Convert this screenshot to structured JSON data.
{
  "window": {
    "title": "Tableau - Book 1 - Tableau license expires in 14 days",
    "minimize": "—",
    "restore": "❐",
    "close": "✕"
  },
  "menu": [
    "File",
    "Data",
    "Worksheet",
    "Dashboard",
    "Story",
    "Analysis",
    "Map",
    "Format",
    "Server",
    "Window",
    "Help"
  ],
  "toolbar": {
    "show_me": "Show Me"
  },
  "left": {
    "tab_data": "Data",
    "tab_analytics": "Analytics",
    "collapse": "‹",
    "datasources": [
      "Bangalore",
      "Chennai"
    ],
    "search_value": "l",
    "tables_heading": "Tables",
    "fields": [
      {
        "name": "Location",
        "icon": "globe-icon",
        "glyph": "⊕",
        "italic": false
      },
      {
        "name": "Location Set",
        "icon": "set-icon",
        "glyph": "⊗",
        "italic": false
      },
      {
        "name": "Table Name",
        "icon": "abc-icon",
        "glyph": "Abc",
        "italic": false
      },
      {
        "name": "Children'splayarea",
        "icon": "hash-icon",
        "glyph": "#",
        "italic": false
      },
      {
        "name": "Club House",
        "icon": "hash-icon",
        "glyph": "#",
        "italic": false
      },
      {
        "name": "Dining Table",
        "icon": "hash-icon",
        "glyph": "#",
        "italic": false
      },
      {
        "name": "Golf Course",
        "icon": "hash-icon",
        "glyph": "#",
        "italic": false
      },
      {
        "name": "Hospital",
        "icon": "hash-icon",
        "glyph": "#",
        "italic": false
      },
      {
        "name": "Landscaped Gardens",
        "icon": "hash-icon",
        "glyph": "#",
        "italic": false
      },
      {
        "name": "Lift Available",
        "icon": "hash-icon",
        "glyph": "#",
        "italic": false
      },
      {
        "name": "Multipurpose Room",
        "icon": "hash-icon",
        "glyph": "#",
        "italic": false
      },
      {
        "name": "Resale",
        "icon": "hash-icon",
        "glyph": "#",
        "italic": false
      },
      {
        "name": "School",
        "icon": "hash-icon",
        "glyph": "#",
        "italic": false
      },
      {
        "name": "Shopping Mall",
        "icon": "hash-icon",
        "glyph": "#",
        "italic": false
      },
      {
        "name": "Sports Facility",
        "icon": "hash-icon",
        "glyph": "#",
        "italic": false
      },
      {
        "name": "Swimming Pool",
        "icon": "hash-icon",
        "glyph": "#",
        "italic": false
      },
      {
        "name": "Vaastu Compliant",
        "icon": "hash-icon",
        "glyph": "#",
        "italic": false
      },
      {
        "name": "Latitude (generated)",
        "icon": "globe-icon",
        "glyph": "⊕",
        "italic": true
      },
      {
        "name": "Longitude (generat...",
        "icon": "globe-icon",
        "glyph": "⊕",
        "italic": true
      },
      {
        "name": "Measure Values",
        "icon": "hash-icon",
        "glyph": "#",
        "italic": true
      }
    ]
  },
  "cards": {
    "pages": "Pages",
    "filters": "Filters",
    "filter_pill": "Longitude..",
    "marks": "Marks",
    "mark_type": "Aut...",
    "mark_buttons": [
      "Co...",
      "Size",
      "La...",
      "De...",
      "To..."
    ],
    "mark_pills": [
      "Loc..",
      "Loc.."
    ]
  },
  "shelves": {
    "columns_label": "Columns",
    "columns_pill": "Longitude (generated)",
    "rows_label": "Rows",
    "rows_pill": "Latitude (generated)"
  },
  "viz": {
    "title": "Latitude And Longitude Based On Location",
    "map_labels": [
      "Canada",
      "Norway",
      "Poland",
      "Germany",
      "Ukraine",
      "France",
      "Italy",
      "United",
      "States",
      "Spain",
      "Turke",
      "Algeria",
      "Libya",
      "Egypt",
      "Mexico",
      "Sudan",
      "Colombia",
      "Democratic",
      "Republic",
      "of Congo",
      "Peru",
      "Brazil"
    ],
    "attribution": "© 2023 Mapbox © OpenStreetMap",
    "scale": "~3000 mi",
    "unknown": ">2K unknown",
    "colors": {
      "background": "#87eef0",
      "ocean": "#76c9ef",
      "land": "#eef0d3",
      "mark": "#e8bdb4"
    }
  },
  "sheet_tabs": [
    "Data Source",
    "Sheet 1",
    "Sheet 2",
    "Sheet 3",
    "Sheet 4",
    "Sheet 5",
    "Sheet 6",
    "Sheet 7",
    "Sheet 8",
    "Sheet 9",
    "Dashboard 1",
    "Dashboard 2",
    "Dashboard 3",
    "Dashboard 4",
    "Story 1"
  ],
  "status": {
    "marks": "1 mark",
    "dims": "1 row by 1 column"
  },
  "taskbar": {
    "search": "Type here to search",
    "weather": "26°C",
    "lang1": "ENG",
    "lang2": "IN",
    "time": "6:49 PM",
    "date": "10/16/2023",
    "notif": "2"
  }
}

-*-*-

WORK TO COMPLETE:
Extract the complete set of records unchanged.

WRITTEN RESPONSE:
Convert this screenshot to structured JSON data.
{
  "window": {
    "title": "Tableau - Book 1 - Tableau license expires in 14 days",
    "minimize": "—",
    "restore": "❐",
    "close": "✕"
  },
  "menu": [
    "File",
    "Data",
    "Worksheet",
    "Dashboard",
    "Story",
    "Analysis",
    "Map",
    "Format",
    "Server",
    "Window",
    "Help"
  ],
  "toolbar": {
    "show_me": "Show Me"
  },
  "left": {
    "tab_data": "Data",
    "tab_analytics": "Analytics",
    "collapse": "‹",
    "datasources": [
      "Bangalore",
      "Chennai"
    ],
    "search_value": "l",
    "tables_heading": "Tables",
    "fields": [
      {
        "name": "Location",
        "icon": "globe-icon",
        "glyph": "⊕",
        "italic": false
      },
      {
        "name": "Location Set",
        "icon": "set-icon",
        "glyph": "⊗",
        "italic": false
      },
      {
        "name": "Table Name",
        "icon": "abc-icon",
        "glyph": "Abc",
        "italic": false
      },
      {
        "name": "Children'splayarea",
        "icon": "hash-icon",
        "glyph": "#",
        "italic": false
      },
      {
        "name": "Club House",
        "icon": "hash-icon",
        "glyph": "#",
        "italic": false
      },
      {
        "name": "Dining Table",
        "icon": "hash-icon",
        "glyph": "#",
        "italic": false
      },
      {
        "name": "Golf Course",
        "icon": "hash-icon",
        "glyph": "#",
        "italic": false
      },
      {
        "name": "Hospital",
        "icon": "hash-icon",
        "glyph": "#",
        "italic": false
      },
      {
        "name": "Landscaped Gardens",
        "icon": "hash-icon",
        "glyph": "#",
        "italic": false
      },
      {
        "name": "Lift Available",
        "icon": "hash-icon",
        "glyph": "#",
        "italic": false
      },
      {
        "name": "Multipurpose Room",
        "icon": "hash-icon",
        "glyph": "#",
        "italic": false
      },
      {
        "name": "Resale",
        "icon": "hash-icon",
        "glyph": "#",
        "italic": false
      },
      {
        "name": "School",
        "icon": "hash-icon",
        "glyph": "#",
        "italic": false
      },
      {
        "name": "Shopping Mall",
        "icon": "hash-icon",
        "glyph": "#",
        "italic": false
      },
      {
        "name": "Sports Facility",
        "icon": "hash-icon",
        "glyph": "#",
        "italic": false
      },
      {
        "name": "Swimming Pool",
        "icon": "hash-icon",
        "glyph": "#",
        "italic": false
      },
      {
        "name": "Vaastu Compliant",
        "icon": "hash-icon",
        "glyph": "#",
        "italic": false
      },
      {
        "name": "Latitude (generated)",
        "icon": "globe-icon",
        "glyph": "⊕",
        "italic": true
      },
      {
        "name": "Longitude (generat...",
        "icon": "globe-icon",
        "glyph": "⊕",
        "italic": true
      },
      {
        "name": "Measure Values",
        "icon": "hash-icon",
        "glyph": "#",
        "italic": true
      }
    ]
  },
  "cards": {
    "pages": "Pages",
    "filters": "Filters",
    "filter_pill": "Longitude..",
    "marks": "Marks",
    "mark_type": "Aut...",
    "mark_buttons": [
      "Co...",
      "Size",
      "La...",
      "De...",
      "To..."
    ],
    "mark_pills": [
      "Loc..",
      "Loc.."
    ]
  },
  "shelves": {
    "columns_label": "Columns",
    "columns_pill": "Longitude (generated)",
    "rows_label": "Rows",
    "rows_pill": "Latitude (generated)"
  },
  "viz": {
    "title": "Latitude And Longitude Based On Location",
    "map_labels": [
      "Canada",
      "Norway",
      "Poland",
      "Germany",
      "Ukraine",
      "France",
      "Italy",
      "United",
      "States",
      "Spain",
      "Turke",
      "Algeria",
      "Libya",
      "Egypt",
      "Mexico",
      "Sudan",
      "Colombia",
      "Democratic",
      "Republic",
      "of Congo",
      "Peru",
      "Brazil"
    ],
    "attribution": "© 2023 Mapbox © OpenStreetMap",
    "scale": "~3000 mi",
    "unknown": ">2K unknown",
    "colors": {
      "background": "#87eef0",
      "ocean": "#76c9ef",
      "land": "#eef0d3",
      "mark": "#e8bdb4"
    }
  },
  "sheet_tabs": [
    "Data Source",
    "Sheet 1",
    "Sheet 2",
    "Sheet 3",
    "Sheet 4",
    "Sheet 5",
    "Sheet 6",
    "Sheet 7",
    "Sheet 8",
    "Sheet 9",
    "Dashboard 1",
    "Dashboard 2",
    "Dashboard 3",
    "Dashboard 4",
    "Story 1"
  ],
  "status": {
    "marks": "1 mark",
    "dims": "1 row by 1 column"
  },
  "taskbar": {
    "search": "Type here to search",
    "weather": "26°C",
    "lang1": "ENG",
    "lang2": "IN",
    "time": "6:49 PM",
    "date": "10/16/2023",
    "notif": "2"
  }
}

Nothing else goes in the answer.